▶ [Source extract]:
......

I want my brother!" ... Sadie died only
two years ago in 1984. She died living alone in a small flat in London. She died
in a diabetic coma." I
am perplexed by Ted's fictionalizations. Of course it is to be expected in a writer.
My friend Johanna defends him: "Ted Allan didn't tell lies, but he was very
much aware of how reality and his encounter of it did not match." Ted writes
of his propensity to distort reality in an unpublished autobiographical work he
called "The Minstrel Boy". Here the protagonist is a David Solomon,
and again we are back in Ted's adolescence: "He
walked the city streets trying to remember the things that had happened on these
same streets when he was a child. He went back to the street where he had been
born looking for something. He was like a man who had forgotten his way and had
forgotten that he was lost. Something was escaping
him. He tried think about it and all that came
out was: "Something happened to me once and I wonder what it is?" The
question haunted him, coming to him at the most unexpected moments, when he ate,
when he was in bed about to go to sleep, when he was reading, he'd feel that nebulous
unshaped sensation: "Something happened to me once..." Sometimes
his concern with himself troubled him. He wanted to forget himself, forget his
fears and his probing, but something always came up. He would always remember
some pain, some time some person had hurt him, some time he had been frightened.
Often there was nothing definite, just a vague terror seizing him and he wanted
to run. Then the Mountain was his refuge and his asylum. There he could lay on
the thick grass and feel the earth close to him. There he could tell himself,
with no one to question or doubt what he said, that he was strong and brave, unafraid.
Often when he experienced these vague terrors he
would go into the cellar of his house and write. He had filled a trunk in the
cellar with his writings. No one had seen anything he had written, except Sydney.

......

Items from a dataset

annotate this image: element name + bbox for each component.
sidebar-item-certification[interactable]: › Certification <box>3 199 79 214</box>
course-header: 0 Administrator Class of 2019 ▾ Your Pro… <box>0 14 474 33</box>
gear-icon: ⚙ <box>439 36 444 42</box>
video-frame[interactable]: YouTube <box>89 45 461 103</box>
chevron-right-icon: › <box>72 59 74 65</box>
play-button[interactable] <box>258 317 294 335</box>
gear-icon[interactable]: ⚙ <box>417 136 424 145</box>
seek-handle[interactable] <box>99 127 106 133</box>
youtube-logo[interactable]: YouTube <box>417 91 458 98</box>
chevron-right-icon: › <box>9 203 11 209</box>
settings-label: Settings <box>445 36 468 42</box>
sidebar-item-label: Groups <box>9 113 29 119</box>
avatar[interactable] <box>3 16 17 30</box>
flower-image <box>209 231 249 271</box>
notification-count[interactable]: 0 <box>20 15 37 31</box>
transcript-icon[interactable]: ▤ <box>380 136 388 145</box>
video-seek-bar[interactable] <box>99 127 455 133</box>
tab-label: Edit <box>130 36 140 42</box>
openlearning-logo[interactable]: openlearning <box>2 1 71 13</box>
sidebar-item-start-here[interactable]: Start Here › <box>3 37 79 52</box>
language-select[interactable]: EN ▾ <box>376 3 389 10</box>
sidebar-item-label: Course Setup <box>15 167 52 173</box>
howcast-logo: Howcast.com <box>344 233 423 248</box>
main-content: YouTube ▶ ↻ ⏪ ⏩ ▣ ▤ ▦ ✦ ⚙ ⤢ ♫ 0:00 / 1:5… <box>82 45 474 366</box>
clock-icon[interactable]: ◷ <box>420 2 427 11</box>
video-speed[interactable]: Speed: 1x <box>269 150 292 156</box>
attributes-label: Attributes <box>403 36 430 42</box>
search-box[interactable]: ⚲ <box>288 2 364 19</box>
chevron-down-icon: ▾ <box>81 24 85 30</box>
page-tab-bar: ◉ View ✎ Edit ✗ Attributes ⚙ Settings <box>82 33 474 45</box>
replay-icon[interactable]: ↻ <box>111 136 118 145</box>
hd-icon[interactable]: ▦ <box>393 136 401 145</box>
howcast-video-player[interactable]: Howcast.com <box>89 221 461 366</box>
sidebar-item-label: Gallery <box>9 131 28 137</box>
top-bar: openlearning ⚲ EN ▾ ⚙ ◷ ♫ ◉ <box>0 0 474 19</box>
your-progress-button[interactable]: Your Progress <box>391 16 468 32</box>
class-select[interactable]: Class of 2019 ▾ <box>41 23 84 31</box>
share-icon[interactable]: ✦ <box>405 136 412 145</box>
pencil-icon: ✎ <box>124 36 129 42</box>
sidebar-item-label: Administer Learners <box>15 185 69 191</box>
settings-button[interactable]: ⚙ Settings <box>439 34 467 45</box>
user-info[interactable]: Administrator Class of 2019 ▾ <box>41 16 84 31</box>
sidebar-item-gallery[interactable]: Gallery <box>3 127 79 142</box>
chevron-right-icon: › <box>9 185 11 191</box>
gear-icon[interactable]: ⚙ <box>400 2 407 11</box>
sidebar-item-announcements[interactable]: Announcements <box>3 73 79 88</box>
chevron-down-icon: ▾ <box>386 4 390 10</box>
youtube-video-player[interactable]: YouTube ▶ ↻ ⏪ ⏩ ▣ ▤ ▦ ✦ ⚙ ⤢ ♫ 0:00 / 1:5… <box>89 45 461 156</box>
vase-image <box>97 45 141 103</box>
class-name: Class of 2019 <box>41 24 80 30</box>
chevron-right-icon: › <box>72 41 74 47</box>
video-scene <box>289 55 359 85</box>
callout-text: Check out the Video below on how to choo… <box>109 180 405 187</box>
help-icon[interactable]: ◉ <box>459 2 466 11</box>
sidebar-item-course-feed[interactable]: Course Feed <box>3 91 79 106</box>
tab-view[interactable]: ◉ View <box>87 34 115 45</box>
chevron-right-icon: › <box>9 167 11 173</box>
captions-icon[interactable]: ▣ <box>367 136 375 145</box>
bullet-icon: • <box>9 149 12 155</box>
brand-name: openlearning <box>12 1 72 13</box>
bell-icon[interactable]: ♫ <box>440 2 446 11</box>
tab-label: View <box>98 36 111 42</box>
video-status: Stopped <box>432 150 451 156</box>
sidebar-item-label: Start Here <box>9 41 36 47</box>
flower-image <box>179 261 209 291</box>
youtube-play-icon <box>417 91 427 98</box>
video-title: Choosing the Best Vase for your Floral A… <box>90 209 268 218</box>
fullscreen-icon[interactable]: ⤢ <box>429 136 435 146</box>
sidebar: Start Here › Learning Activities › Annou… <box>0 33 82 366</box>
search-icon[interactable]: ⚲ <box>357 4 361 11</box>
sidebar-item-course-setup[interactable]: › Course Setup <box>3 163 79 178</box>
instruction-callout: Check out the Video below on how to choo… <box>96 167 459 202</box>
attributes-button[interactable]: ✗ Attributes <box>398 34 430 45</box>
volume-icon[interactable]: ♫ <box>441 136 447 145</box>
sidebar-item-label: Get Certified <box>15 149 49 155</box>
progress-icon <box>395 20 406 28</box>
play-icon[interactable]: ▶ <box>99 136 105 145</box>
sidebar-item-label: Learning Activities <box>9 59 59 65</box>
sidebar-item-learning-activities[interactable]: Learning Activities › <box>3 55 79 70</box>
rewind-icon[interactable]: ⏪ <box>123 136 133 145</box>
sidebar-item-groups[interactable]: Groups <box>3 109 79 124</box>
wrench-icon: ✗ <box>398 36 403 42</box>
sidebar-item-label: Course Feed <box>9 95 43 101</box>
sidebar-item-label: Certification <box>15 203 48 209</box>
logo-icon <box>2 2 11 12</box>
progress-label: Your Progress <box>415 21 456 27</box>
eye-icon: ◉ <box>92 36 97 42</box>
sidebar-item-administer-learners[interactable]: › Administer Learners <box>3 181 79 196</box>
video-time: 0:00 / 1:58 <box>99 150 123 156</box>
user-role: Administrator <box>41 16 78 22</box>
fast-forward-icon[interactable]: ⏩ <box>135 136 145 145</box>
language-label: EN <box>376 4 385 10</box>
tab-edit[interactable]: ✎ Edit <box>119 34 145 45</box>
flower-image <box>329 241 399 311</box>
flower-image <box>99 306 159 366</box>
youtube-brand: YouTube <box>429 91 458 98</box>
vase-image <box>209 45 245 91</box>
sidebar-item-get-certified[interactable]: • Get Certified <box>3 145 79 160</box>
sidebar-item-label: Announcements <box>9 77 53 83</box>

......

▶ [What this exercise asks]:
a – Using the Ted Allan excerpt, say whether each statement agrees with it, answering yes or no and quoting the deciding words. (i) Sadie died in 1984 in a diabetic coma. (ii) The protagonist of "The Minstrel Boy" is named Sydney. (iii) In the passage quoted from "The Minstrel Boy", Sydney is the only person who had seen what the protagonist wrote.
b – Answer these questions from the Ted Allan excerpt, one per line:
(i) Where was Sadie living when she died?
(ii) Who defends Ted?
(iii) Where did the protagonist of "The Minstrel Boy" keep his writings?

▶ [Answer list]:
a –
(i) Yes: "Sadie died only two years ago in 1984" and "She died in a diabetic coma."
(ii) No: "Here the protagonist is a David Solomon".
(iii) Yes: "No one had seen anything he had written, except Sydney."

b –
(i) Alone in a small flat in London.
(ii) The writer's friend Johanna.
(iii) In a trunk in the cellar of his house.